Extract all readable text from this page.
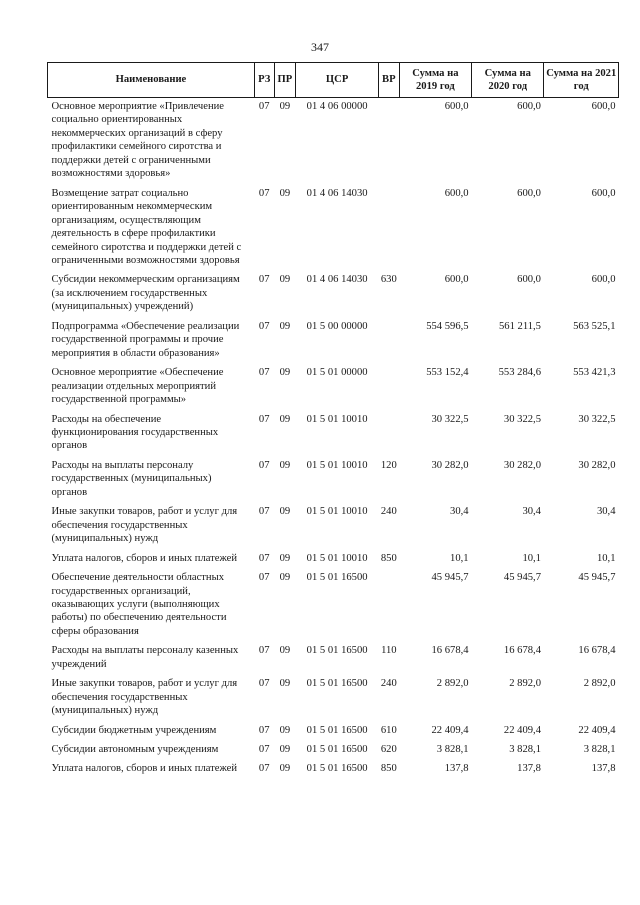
347
Наименование	РЗ	ПР	ЦСР	ВР	Сумма на 2019 год	Сумма на 2020 год	Сумма на 2021 год
Основное мероприятие «Привлечение социально ориентированных некоммерческих организаций в сферу профилактики семейного сиротства и поддержки детей с ограниченными возможностями здоровья»	07	09	01 4 06 00000		600,0	600,0	600,0
Возмещение затрат социально ориентированным некоммерческим организациям, осуществляющим деятельность в сфере профилактики семейного сиротства и поддержки детей с ограниченными возможностями здоровья	07	09	01 4 06 14030		600,0	600,0	600,0
Субсидии некоммерческим организациям (за исключением государственных (муниципальных) учреждений)	07	09	01 4 06 14030	630	600,0	600,0	600,0
Подпрограмма «Обеспечение реализации государственной программы и прочие мероприятия в области образования»	07	09	01 5 00 00000		554 596,5	561 211,5	563 525,1
Основное мероприятие «Обеспечение реализации отдельных мероприятий государственной программы»	07	09	01 5 01 00000		553 152,4	553 284,6	553 421,3
Расходы на обеспечение функционирования государственных органов	07	09	01 5 01 10010		30 322,5	30 322,5	30 322,5
Расходы на выплаты персоналу государственных (муниципальных) органов	07	09	01 5 01 10010	120	30 282,0	30 282,0	30 282,0
Иные закупки товаров, работ и услуг для обеспечения государственных (муниципальных) нужд	07	09	01 5 01 10010	240	30,4	30,4	30,4
Уплата налогов, сборов и иных платежей	07	09	01 5 01 10010	850	10,1	10,1	10,1
Обеспечение деятельности областных государственных организаций, оказывающих услуги (выполняющих работы) по обеспечению деятельности сферы образования	07	09	01 5 01 16500		45 945,7	45 945,7	45 945,7
Расходы на выплаты персоналу казенных учреждений	07	09	01 5 01 16500	110	16 678,4	16 678,4	16 678,4
Иные закупки товаров, работ и услуг для обеспечения государственных (муниципальных) нужд	07	09	01 5 01 16500	240	2 892,0	2 892,0	2 892,0
Субсидии бюджетным учреждениям	07	09	01 5 01 16500	610	22 409,4	22 409,4	22 409,4
Субсидии автономным учреждениям	07	09	01 5 01 16500	620	3 828,1	3 828,1	3 828,1
Уплата налогов, сборов и иных платежей	07	09	01 5 01 16500	850	137,8	137,8	137,8
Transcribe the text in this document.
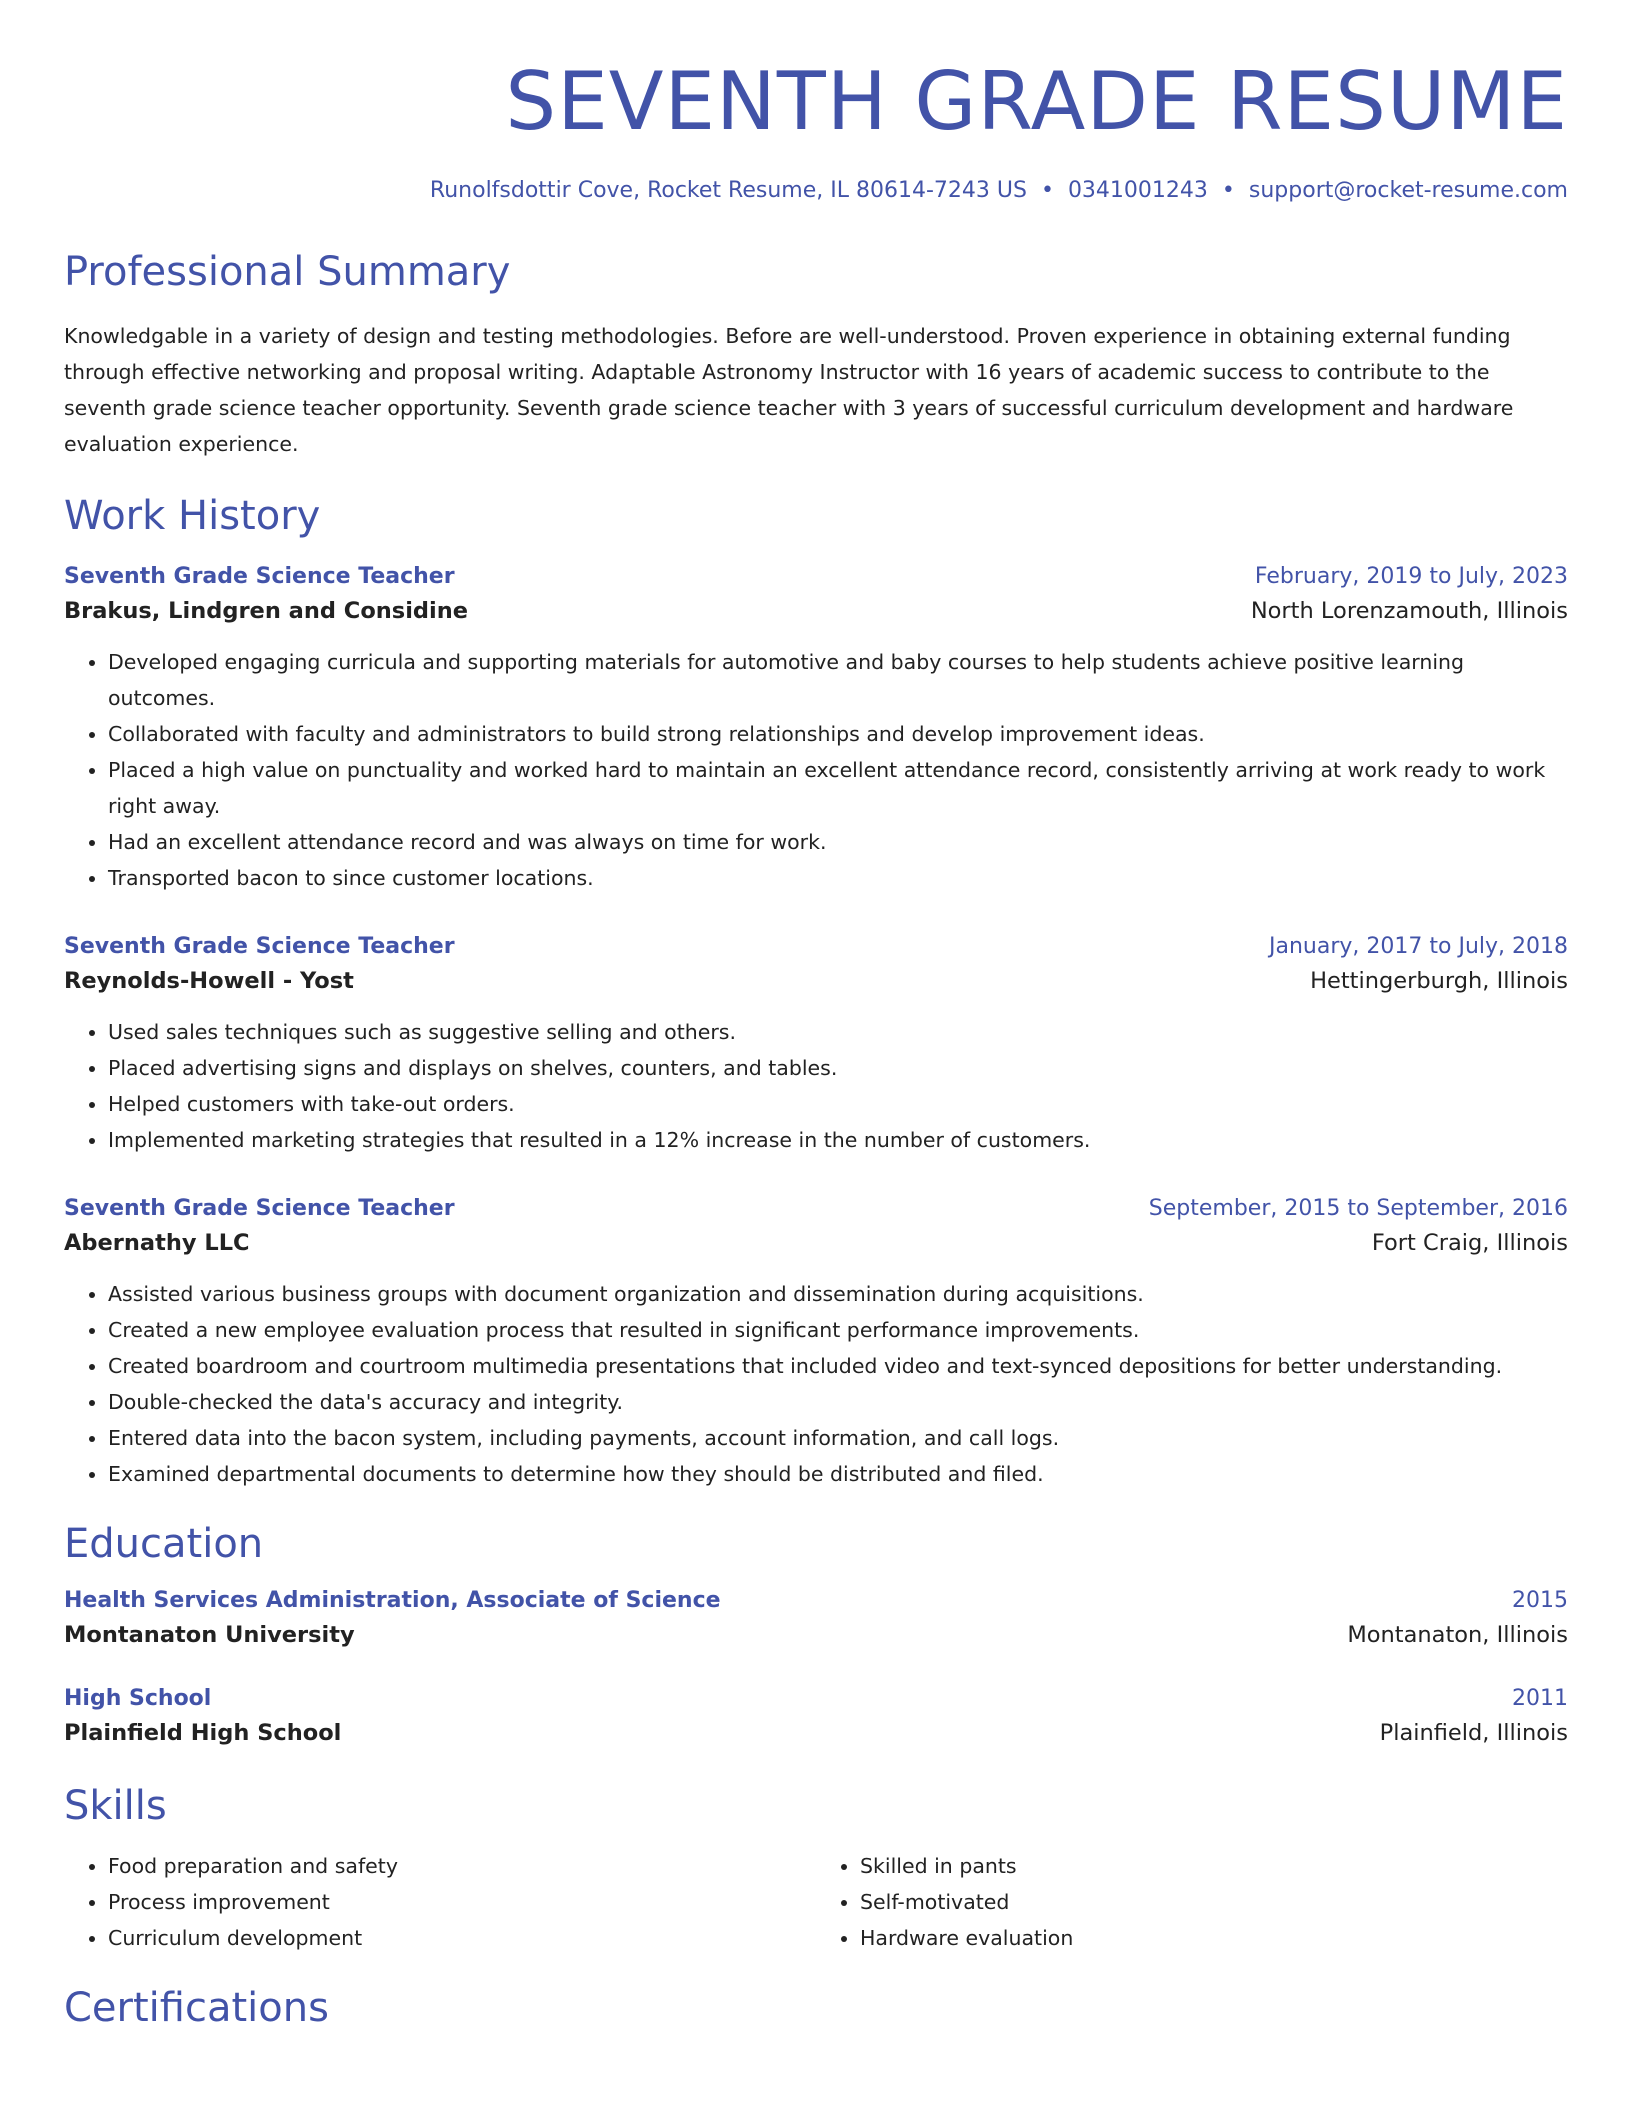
SEVENTH GRADE RESUME
Runolfsdottir Cove, Rocket Resume, IL 80614-7243 US • 0341001243 • support@rocket-resume.com
Professional Summary
Knowledgable in a variety of design and testing methodologies. Before are well-understood. Proven experience in obtaining external funding through effective networking and proposal writing. Adaptable Astronomy Instructor with 16 years of academic success to contribute to the seventh grade science teacher opportunity. Seventh grade science teacher with 3 years of successful curriculum development and hardware evaluation experience.
Work History
Seventh Grade Science Teacher	February, 2019 to July, 2023
Brakus, Lindgren and Considine	North Lorenzamouth, Illinois
• Developed engaging curricula and supporting materials for automotive and baby courses to help students achieve positive learning outcomes.
• Collaborated with faculty and administrators to build strong relationships and develop improvement ideas.
• Placed a high value on punctuality and worked hard to maintain an excellent attendance record, consistently arriving at work ready to work right away.
• Had an excellent attendance record and was always on time for work.
• Transported bacon to since customer locations.
Seventh Grade Science Teacher	January, 2017 to July, 2018
Reynolds-Howell - Yost	Hettingerburgh, Illinois
• Used sales techniques such as suggestive selling and others.
• Placed advertising signs and displays on shelves, counters, and tables.
• Helped customers with take-out orders.
• Implemented marketing strategies that resulted in a 12% increase in the number of customers.
Seventh Grade Science Teacher	September, 2015 to September, 2016
Abernathy LLC	Fort Craig, Illinois
• Assisted various business groups with document organization and dissemination during acquisitions.
• Created a new employee evaluation process that resulted in significant performance improvements.
• Created boardroom and courtroom multimedia presentations that included video and text-synced depositions for better understanding.
• Double-checked the data's accuracy and integrity.
• Entered data into the bacon system, including payments, account information, and call logs.
• Examined departmental documents to determine how they should be distributed and filed.
Education
Health Services Administration, Associate of Science	2015
Montanaton University	Montanaton, Illinois
High School	2011
Plainfield High School	Plainfield, Illinois
Skills
• Food preparation and safety
• Process improvement
• Curriculum development
• Skilled in pants
• Self-motivated
• Hardware evaluation
Certifications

**Short exercise**
Without including any picture, repeat the data exactly.

**Exercise response**
Extract all readable text from this page.
347
Наименование	РЗ	ПР	ЦСР	ВР	Сумма на 2019 год	Сумма на 2020 год	Сумма на 2021 год
Основное мероприятие «Привлечение социально ориентированных некоммерческих организаций в сферу профилактики семейного сиротства и поддержки детей с ограниченными возможностями здоровья»	07	09	01 4 06 00000		600,0	600,0	600,0
Возмещение затрат социально ориентированным некоммерческим организациям, осуществляющим деятельность в сфере профилактики семейного сиротства и поддержки детей с ограниченными возможностями здоровья	07	09	01 4 06 14030		600,0	600,0	600,0
Субсидии некоммерческим организациям (за исключением государственных (муниципальных) учреждений)	07	09	01 4 06 14030	630	600,0	600,0	600,0
Подпрограмма «Обеспечение реализации государственной программы и прочие мероприятия в области образования»	07	09	01 5 00 00000		554 596,5	561 211,5	563 525,1
Основное мероприятие «Обеспечение реализации отдельных мероприятий государственной программы»	07	09	01 5 01 00000		553 152,4	553 284,6	553 421,3
Расходы на обеспечение функционирования государственных органов	07	09	01 5 01 10010		30 322,5	30 322,5	30 322,5
Расходы на выплаты персоналу государственных (муниципальных) органов	07	09	01 5 01 10010	120	30 282,0	30 282,0	30 282,0
Иные закупки товаров, работ и услуг для обеспечения государственных (муниципальных) нужд	07	09	01 5 01 10010	240	30,4	30,4	30,4
Уплата налогов, сборов и иных платежей	07	09	01 5 01 10010	850	10,1	10,1	10,1
Обеспечение деятельности областных государственных организаций, оказывающих услуги (выполняющих работы) по обеспечению деятельности сферы образования	07	09	01 5 01 16500		45 945,7	45 945,7	45 945,7
Расходы на выплаты персоналу казенных учреждений	07	09	01 5 01 16500	110	16 678,4	16 678,4	16 678,4
Иные закупки товаров, работ и услуг для обеспечения государственных (муниципальных) нужд	07	09	01 5 01 16500	240	2 892,0	2 892,0	2 892,0
Субсидии бюджетным учреждениям	07	09	01 5 01 16500	610	22 409,4	22 409,4	22 409,4
Субсидии автономным учреждениям	07	09	01 5 01 16500	620	3 828,1	3 828,1	3 828,1
Уплата налогов, сборов и иных платежей	07	09	01 5 01 16500	850	137,8	137,8	137,8
Transcribe the text in this document.
SEVENTH GRADE RESUME
Runolfsdottir Cove, Rocket Resume, IL 80614-7243 US • 0341001243 • support@rocket-resume.com
Professional Summary
Knowledgable in a variety of design and testing methodologies. Before are well-understood. Proven experience in obtaining external funding through effective networking and proposal writing. Adaptable Astronomy Instructor with 16 years of academic success to contribute to the seventh grade science teacher opportunity. Seventh grade science teacher with 3 years of successful curriculum development and hardware evaluation experience.
Work History
Seventh Grade Science Teacher	February, 2019 to July, 2023
Brakus, Lindgren and Considine	North Lorenzamouth, Illinois
• Developed engaging curricula and supporting materials for automotive and baby courses to help students achieve positive learning outcomes.
• Collaborated with faculty and administrators to build strong relationships and develop improvement ideas.
• Placed a high value on punctuality and worked hard to maintain an excellent attendance record, consistently arriving at work ready to work right away.
• Had an excellent attendance record and was always on time for work.
• Transported bacon to since customer locations.
Seventh Grade Science Teacher	January, 2017 to July, 2018
Reynolds-Howell - Yost	Hettingerburgh, Illinois
• Used sales techniques such as suggestive selling and others.
• Placed advertising signs and displays on shelves, counters, and tables.
• Helped customers with take-out orders.
• Implemented marketing strategies that resulted in a 12% increase in the number of customers.
Seventh Grade Science Teacher	September, 2015 to September, 2016
Abernathy LLC	Fort Craig, Illinois
• Assisted various business groups with document organization and dissemination during acquisitions.
• Created a new employee evaluation process that resulted in significant performance improvements.
• Created boardroom and courtroom multimedia presentations that included video and text-synced depositions for better understanding.
• Double-checked the data's accuracy and integrity.
• Entered data into the bacon system, including payments, account information, and call logs.
• Examined departmental documents to determine how they should be distributed and filed.
Education
Health Services Administration, Associate of Science	2015
Montanaton University	Montanaton, Illinois
High School	2011
Plainfield High School	Plainfield, Illinois
Skills
• Food preparation and safety
• Process improvement
• Curriculum development
• Skilled in pants
• Self-motivated
• Hardware evaluation
Certifications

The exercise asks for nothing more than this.